## [DATA FOR THIS TASK]
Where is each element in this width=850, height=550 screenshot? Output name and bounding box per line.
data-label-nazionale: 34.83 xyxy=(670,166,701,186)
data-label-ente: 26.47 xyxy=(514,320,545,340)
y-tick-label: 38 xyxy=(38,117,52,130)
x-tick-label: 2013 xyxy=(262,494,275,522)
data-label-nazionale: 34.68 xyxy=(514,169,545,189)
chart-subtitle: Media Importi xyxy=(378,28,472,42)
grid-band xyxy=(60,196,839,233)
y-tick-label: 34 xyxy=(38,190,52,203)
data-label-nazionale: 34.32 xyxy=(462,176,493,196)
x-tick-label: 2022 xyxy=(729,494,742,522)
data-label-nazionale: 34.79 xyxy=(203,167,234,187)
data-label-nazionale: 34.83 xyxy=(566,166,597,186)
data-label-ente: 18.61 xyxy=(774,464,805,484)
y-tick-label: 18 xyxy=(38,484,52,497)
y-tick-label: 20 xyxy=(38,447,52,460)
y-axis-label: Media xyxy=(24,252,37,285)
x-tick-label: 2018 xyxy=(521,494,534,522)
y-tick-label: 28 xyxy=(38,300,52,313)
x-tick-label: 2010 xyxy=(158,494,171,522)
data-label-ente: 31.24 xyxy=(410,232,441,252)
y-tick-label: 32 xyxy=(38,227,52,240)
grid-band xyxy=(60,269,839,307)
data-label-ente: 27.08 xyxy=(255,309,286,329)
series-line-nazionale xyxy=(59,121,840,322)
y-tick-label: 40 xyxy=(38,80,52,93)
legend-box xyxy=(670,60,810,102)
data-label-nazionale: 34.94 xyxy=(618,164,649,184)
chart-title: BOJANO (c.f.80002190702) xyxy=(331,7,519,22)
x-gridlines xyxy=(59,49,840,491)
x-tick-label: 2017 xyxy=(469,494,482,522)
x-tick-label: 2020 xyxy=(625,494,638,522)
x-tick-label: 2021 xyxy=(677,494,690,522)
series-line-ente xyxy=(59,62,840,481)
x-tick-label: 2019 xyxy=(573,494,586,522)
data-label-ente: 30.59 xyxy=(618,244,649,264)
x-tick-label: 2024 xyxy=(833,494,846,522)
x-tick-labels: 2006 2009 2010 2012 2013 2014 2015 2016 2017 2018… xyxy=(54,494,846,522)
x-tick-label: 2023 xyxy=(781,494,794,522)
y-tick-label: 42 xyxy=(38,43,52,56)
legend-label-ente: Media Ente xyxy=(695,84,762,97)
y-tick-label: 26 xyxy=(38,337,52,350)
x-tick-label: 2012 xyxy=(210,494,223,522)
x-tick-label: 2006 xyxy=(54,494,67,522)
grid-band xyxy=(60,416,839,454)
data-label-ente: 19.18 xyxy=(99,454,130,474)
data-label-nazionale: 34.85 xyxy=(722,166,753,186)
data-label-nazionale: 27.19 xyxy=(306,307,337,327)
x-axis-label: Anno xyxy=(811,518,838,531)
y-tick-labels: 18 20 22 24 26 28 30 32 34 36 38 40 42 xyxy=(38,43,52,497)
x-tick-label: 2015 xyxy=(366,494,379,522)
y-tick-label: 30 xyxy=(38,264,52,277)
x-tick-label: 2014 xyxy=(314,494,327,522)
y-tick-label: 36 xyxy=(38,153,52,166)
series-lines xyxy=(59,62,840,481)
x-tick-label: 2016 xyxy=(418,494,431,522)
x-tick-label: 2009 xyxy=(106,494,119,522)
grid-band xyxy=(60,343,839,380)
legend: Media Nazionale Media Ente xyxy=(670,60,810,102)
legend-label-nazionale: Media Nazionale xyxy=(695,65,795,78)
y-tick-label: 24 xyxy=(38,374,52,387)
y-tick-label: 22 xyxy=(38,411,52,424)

## [DO THIS]
Copy the listing above line for line, without any changes.

## [WORKED ANSWER]
Where is each element in this width=850, height=550 screenshot? Output name and bounding box per line.
data-label-nazionale: 34.83 xyxy=(670,166,701,186)
data-label-ente: 26.47 xyxy=(514,320,545,340)
y-tick-label: 38 xyxy=(38,117,52,130)
x-tick-label: 2013 xyxy=(262,494,275,522)
data-label-nazionale: 34.68 xyxy=(514,169,545,189)
chart-subtitle: Media Importi xyxy=(378,28,472,42)
grid-band xyxy=(60,196,839,233)
y-tick-label: 34 xyxy=(38,190,52,203)
data-label-nazionale: 34.32 xyxy=(462,176,493,196)
x-tick-label: 2022 xyxy=(729,494,742,522)
data-label-nazionale: 34.79 xyxy=(203,167,234,187)
data-label-nazionale: 34.83 xyxy=(566,166,597,186)
data-label-ente: 18.61 xyxy=(774,464,805,484)
y-tick-label: 18 xyxy=(38,484,52,497)
y-tick-label: 20 xyxy=(38,447,52,460)
y-axis-label: Media xyxy=(24,252,37,285)
x-tick-label: 2018 xyxy=(521,494,534,522)
y-tick-label: 28 xyxy=(38,300,52,313)
x-tick-label: 2010 xyxy=(158,494,171,522)
data-label-ente: 31.24 xyxy=(410,232,441,252)
y-tick-label: 32 xyxy=(38,227,52,240)
grid-band xyxy=(60,269,839,307)
data-label-ente: 27.08 xyxy=(255,309,286,329)
series-line-nazionale xyxy=(59,121,840,322)
y-tick-label: 40 xyxy=(38,80,52,93)
legend-box xyxy=(670,60,810,102)
data-label-nazionale: 34.94 xyxy=(618,164,649,184)
chart-title: BOJANO (c.f.80002190702) xyxy=(331,7,519,22)
x-gridlines xyxy=(59,49,840,491)
x-tick-label: 2017 xyxy=(469,494,482,522)
x-tick-label: 2020 xyxy=(625,494,638,522)
x-tick-label: 2021 xyxy=(677,494,690,522)
series-line-ente xyxy=(59,62,840,481)
x-tick-label: 2019 xyxy=(573,494,586,522)
data-label-ente: 30.59 xyxy=(618,244,649,264)
x-tick-label: 2024 xyxy=(833,494,846,522)
x-tick-labels: 2006 2009 2010 2012 2013 2014 2015 2016 2017 2018… xyxy=(54,494,846,522)
x-tick-label: 2023 xyxy=(781,494,794,522)
y-tick-label: 42 xyxy=(38,43,52,56)
legend-label-ente: Media Ente xyxy=(695,84,762,97)
y-tick-label: 26 xyxy=(38,337,52,350)
x-tick-label: 2012 xyxy=(210,494,223,522)
x-tick-label: 2006 xyxy=(54,494,67,522)
grid-band xyxy=(60,416,839,454)
data-label-ente: 19.18 xyxy=(99,454,130,474)
data-label-nazionale: 34.85 xyxy=(722,166,753,186)
data-label-nazionale: 27.19 xyxy=(306,307,337,327)
x-axis-label: Anno xyxy=(811,518,838,531)
y-tick-labels: 18 20 22 24 26 28 30 32 34 36 38 40 42 xyxy=(38,43,52,497)
x-tick-label: 2015 xyxy=(366,494,379,522)
y-tick-label: 30 xyxy=(38,264,52,277)
x-tick-label: 2014 xyxy=(314,494,327,522)
y-tick-label: 36 xyxy=(38,153,52,166)
series-lines xyxy=(59,62,840,481)
x-tick-label: 2016 xyxy=(418,494,431,522)
x-tick-label: 2009 xyxy=(106,494,119,522)
grid-band xyxy=(60,343,839,380)
legend: Media Nazionale Media Ente xyxy=(670,60,810,102)
legend-label-nazionale: Media Nazionale xyxy=(695,65,795,78)
y-tick-label: 24 xyxy=(38,374,52,387)
y-tick-label: 22 xyxy=(38,411,52,424)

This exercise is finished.